>> START Supplied data
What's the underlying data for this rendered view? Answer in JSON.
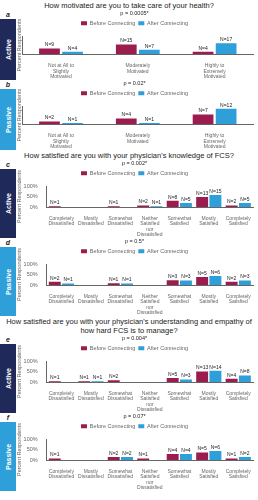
{
  "chart_data": [
    {
      "type": "bar",
      "panel": "a",
      "group": "Active",
      "title": "How motivated are you to take care of your health?",
      "subtitle": "p = 0.0005*",
      "y_label": "Percent Respondents",
      "categories": [
        "Not at All to Slightly Motivated",
        "Moderately Motivated",
        "Highly to Extremely Motivated"
      ],
      "series": [
        {
          "name": "Before Connecting",
          "color": "#9b1c4e",
          "values": [
            32,
            54,
            14
          ],
          "value_labels": [
            "N=9",
            "N=15",
            "N=4"
          ]
        },
        {
          "name": "After Connecting",
          "color": "#2e9fd8",
          "values": [
            14,
            25,
            61
          ],
          "value_labels": [
            "N=4",
            "N=7",
            "N=17"
          ]
        }
      ],
      "ylim": [
        0,
        100
      ],
      "grid": false,
      "legend": "top",
      "data_labels": true,
      "tick_labels": "x"
    },
    {
      "type": "bar",
      "panel": "b",
      "group": "Passive",
      "subtitle": "p = 0.02*",
      "y_label": "Percent Respondents",
      "categories": [
        "Not at All to Slightly Motivated",
        "Moderately Motivated",
        "Highly to Extremely Motivated"
      ],
      "series": [
        {
          "name": "Before Connecting",
          "color": "#9b1c4e",
          "values": [
            15,
            31,
            54
          ],
          "value_labels": [
            "N=2",
            "N=4",
            "N=7"
          ]
        },
        {
          "name": "After Connecting",
          "color": "#2e9fd8",
          "values": [
            7,
            7,
            86
          ],
          "value_labels": [
            "N=1",
            "N=1",
            "N=12"
          ]
        }
      ],
      "ylim": [
        0,
        100
      ],
      "grid": false,
      "legend": "top",
      "data_labels": true,
      "tick_labels": "x"
    },
    {
      "type": "bar",
      "panel": "c",
      "group": "Active",
      "title": "How satisfied are you with your physician's knowledge of FCS?",
      "subtitle": "p = 0.002*",
      "y_label": "Percent Respondents",
      "categories": [
        "Completely Dissatisfied",
        "Mostly Dissatisfied",
        "Somewhat Dissatisfied",
        "Neither Satisfied nor Dissatisfied",
        "Somewhat Satisfied",
        "Mostly Satisfied",
        "Completely Satisfied"
      ],
      "series": [
        {
          "name": "Before Connecting",
          "color": "#9b1c4e",
          "values": [
            4,
            0,
            4,
            7,
            30,
            48,
            7
          ],
          "value_labels": [
            "N=1",
            null,
            "N=1",
            "N=2",
            "N=8",
            "N=13",
            "N=2"
          ]
        },
        {
          "name": "After Connecting",
          "color": "#2e9fd8",
          "values": [
            0,
            0,
            0,
            4,
            19,
            58,
            19
          ],
          "value_labels": [
            null,
            null,
            null,
            "N=1",
            "N=5",
            "N=15",
            "N=5"
          ]
        }
      ],
      "ylim": [
        0,
        100
      ],
      "yticks": [
        {
          "value": 0,
          "label": "0%"
        },
        {
          "value": 50,
          "label": "50%"
        },
        {
          "value": 100,
          "label": "100%"
        }
      ],
      "grid": false,
      "legend": "top",
      "data_labels": true
    },
    {
      "type": "bar",
      "panel": "d",
      "group": "Passive",
      "subtitle": "p = 0.5*",
      "y_label": "Percent Respondents",
      "categories": [
        "Completely Dissatisfied",
        "Mostly Dissatisfied",
        "Somewhat Dissatisfied",
        "Neither Satisfied nor Dissatisfied",
        "Somewhat Satisfied",
        "Mostly Satisfied",
        "Completely Satisfied"
      ],
      "series": [
        {
          "name": "Before Connecting",
          "color": "#9b1c4e",
          "values": [
            15,
            0,
            8,
            0,
            23,
            38,
            15
          ],
          "value_labels": [
            "N=2",
            null,
            "N=1",
            null,
            "N=3",
            "N=5",
            "N=2"
          ]
        },
        {
          "name": "After Connecting",
          "color": "#2e9fd8",
          "values": [
            7,
            0,
            7,
            0,
            21,
            43,
            21
          ],
          "value_labels": [
            "N=1",
            null,
            "N=1",
            null,
            "N=3",
            "N=6",
            "N=3"
          ]
        }
      ],
      "ylim": [
        0,
        100
      ],
      "yticks": [
        {
          "value": 0,
          "label": "0%"
        },
        {
          "value": 50,
          "label": "50%"
        },
        {
          "value": 100,
          "label": "100%"
        }
      ],
      "grid": false,
      "legend": "top",
      "data_labels": true
    },
    {
      "type": "bar",
      "panel": "e",
      "group": "Active",
      "title": "How satisfied are you with your physician's understanding and empathy of how hard FCS is to manage?",
      "subtitle": "p = 0.004*",
      "y_label": "Percent Respondents",
      "categories": [
        "Completely Dissatisfied",
        "Mostly Dissatisfied",
        "Somewhat Dissatisfied",
        "Neither Satisfied nor Dissatisfied",
        "Somewhat Satisfied",
        "Mostly Satisfied",
        "Completely Satisfied"
      ],
      "series": [
        {
          "name": "Before Connecting",
          "color": "#9b1c4e",
          "values": [
            4,
            4,
            8,
            0,
            19,
            50,
            15
          ],
          "value_labels": [
            "N=1",
            "N=1",
            "N=2",
            null,
            "N=5",
            "N=13",
            "N=4"
          ]
        },
        {
          "name": "After Connecting",
          "color": "#2e9fd8",
          "values": [
            0,
            4,
            0,
            0,
            12,
            54,
            31
          ],
          "value_labels": [
            null,
            "N=1",
            null,
            null,
            "N=3",
            "N=14",
            "N=8"
          ]
        }
      ],
      "ylim": [
        0,
        100
      ],
      "yticks": [
        {
          "value": 0,
          "label": "0%"
        },
        {
          "value": 50,
          "label": "50%"
        },
        {
          "value": 100,
          "label": "100%"
        }
      ],
      "grid": false,
      "legend": "top",
      "data_labels": true
    },
    {
      "type": "bar",
      "panel": "f",
      "group": "Passive",
      "subtitle": "p = 0.07*",
      "y_label": "Percent Respondents",
      "categories": [
        "Completely Dissatisfied",
        "Mostly Dissatisfied",
        "Somewhat Dissatisfied",
        "Neither Satisfied nor Dissatisfied",
        "Somewhat Satisfied",
        "Mostly Satisfied",
        "Completely Satisfied"
      ],
      "series": [
        {
          "name": "Before Connecting",
          "color": "#9b1c4e",
          "values": [
            7,
            0,
            14,
            7,
            29,
            36,
            7
          ],
          "value_labels": [
            "N=1",
            null,
            "N=2",
            "N=1",
            "N=4",
            "N=5",
            "N=1"
          ]
        },
        {
          "name": "After Connecting",
          "color": "#2e9fd8",
          "values": [
            0,
            0,
            14,
            0,
            29,
            43,
            14
          ],
          "value_labels": [
            null,
            null,
            "N=2",
            null,
            "N=4",
            "N=6",
            "N=2"
          ]
        }
      ],
      "ylim": [
        0,
        100
      ],
      "yticks": [
        {
          "value": 0,
          "label": "0%"
        },
        {
          "value": 50,
          "label": "50%"
        },
        {
          "value": 100,
          "label": "100%"
        }
      ],
      "grid": false,
      "legend": "top",
      "data_labels": true
    }
  ]
}
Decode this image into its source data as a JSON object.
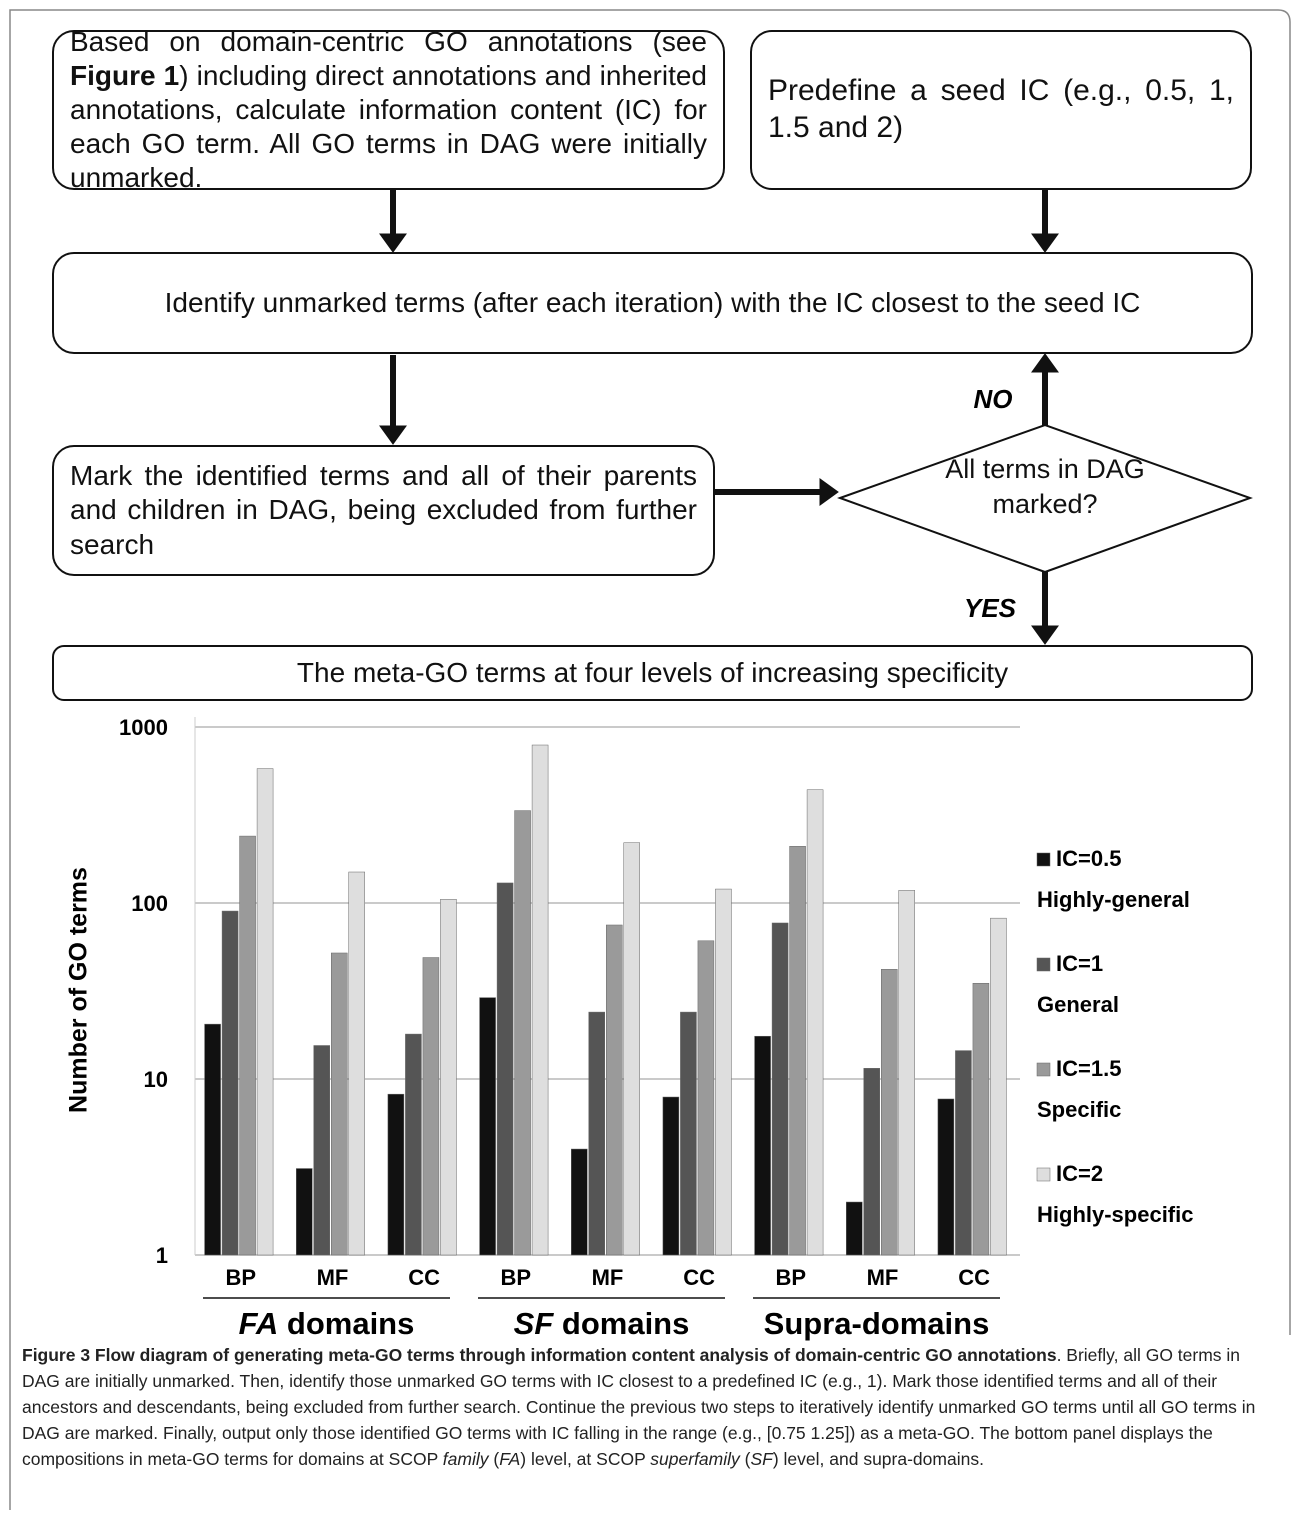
{
  "flowchart": {
    "nodes": [
      {
        "runs": [
          {
            "text": "Based on domain-centric GO annotations (see "
          },
          {
            "text": "Figure 1",
            "style": "bold"
          },
          {
            "text": ") including direct annotations and inherited annotations, calculate information content (IC) for each GO term. All GO terms in DAG were initially unmarked."
          }
        ]
      },
      {
        "runs": [
          {
            "text": "Predefine a seed IC (e.g., 0.5, 1, 1.5 and 2)"
          }
        ]
      },
      {
        "runs": [
          {
            "text": "Identify unmarked terms (after each iteration) with the IC closest to the seed IC"
          }
        ]
      },
      {
        "runs": [
          {
            "text": "Mark the identified terms and all of their parents and children in DAG, being excluded from further search"
          }
        ]
      },
      {
        "runs": [
          {
            "text": "All terms in DAG marked?"
          }
        ]
      },
      {
        "runs": [
          {
            "text": "The meta-GO terms at four levels of increasing specificity"
          }
        ]
      }
    ],
    "edge_labels": [
      "NO",
      "YES"
    ]
  },
  "chart_data": {
    "type": "bar",
    "y_label": "Number of GO terms",
    "categories": [
      "BP",
      "MF",
      "CC",
      "BP",
      "MF",
      "CC",
      "BP",
      "MF",
      "CC"
    ],
    "groups": [
      {
        "italic": "FA",
        "text": "domains"
      },
      {
        "italic": "SF",
        "text": "domains"
      },
      {
        "text": "Supra-domains"
      }
    ],
    "series": [
      {
        "name": "IC=0.5",
        "description": "Highly-general",
        "color": "#111111",
        "values": [
          20.5,
          3.1,
          8.2,
          29,
          4,
          7.9,
          17.5,
          2,
          7.7
        ]
      },
      {
        "name": "IC=1",
        "description": "General",
        "color": "#555555",
        "values": [
          90,
          15.5,
          18,
          130,
          24,
          24,
          77,
          11.5,
          14.5
        ]
      },
      {
        "name": "IC=1.5",
        "description": "Specific",
        "color": "#9a9a9a",
        "values": [
          240,
          52,
          49,
          335,
          75,
          61,
          210,
          42,
          35
        ]
      },
      {
        "name": "IC=2",
        "description": "Highly-specific",
        "color": "#dedede",
        "values": [
          580,
          150,
          105,
          790,
          220,
          120,
          440,
          118,
          82
        ]
      }
    ],
    "ylim": [
      1,
      1000
    ],
    "yticks": [
      1,
      10,
      100,
      1000
    ],
    "log_scale": true,
    "grid": true,
    "legend": "right"
  },
  "caption": {
    "runs": [
      {
        "text": "Figure 3 Flow diagram of generating meta-GO terms through information content analysis of domain-centric GO annotations",
        "style": "bold"
      },
      {
        "text": ". Briefly, all GO terms in DAG are initially unmarked. Then, identify those unmarked GO terms with IC closest to a predefined IC (e.g., 1). Mark those identified terms and all of their ancestors and descendants, being excluded from further search. Continue the previous two steps to iteratively identify unmarked GO terms until all GO terms in DAG are marked. Finally, output only those identified GO terms with IC falling in the range (e.g., [0.75 1.25]) as a meta-GO. The bottom panel displays the compositions in meta-GO terms for domains at SCOP "
      },
      {
        "text": "family",
        "style": "italic"
      },
      {
        "text": " ("
      },
      {
        "text": "FA",
        "style": "italic"
      },
      {
        "text": ") level, at SCOP "
      },
      {
        "text": "superfamily",
        "style": "italic"
      },
      {
        "text": " ("
      },
      {
        "text": "SF",
        "style": "italic"
      },
      {
        "text": ") level, and supra-domains."
      }
    ]
  }
}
>> END Supplied data
**Written task**
Pick out and copy the lines of the entries that hold the string "seed".

**Response below**
            "text": "Predefine a seed IC (e.g., 0.5, 1, 1.5 and 2)"
            "text": "Identify unmarked terms (after each iteration) with the IC closest to the seed IC"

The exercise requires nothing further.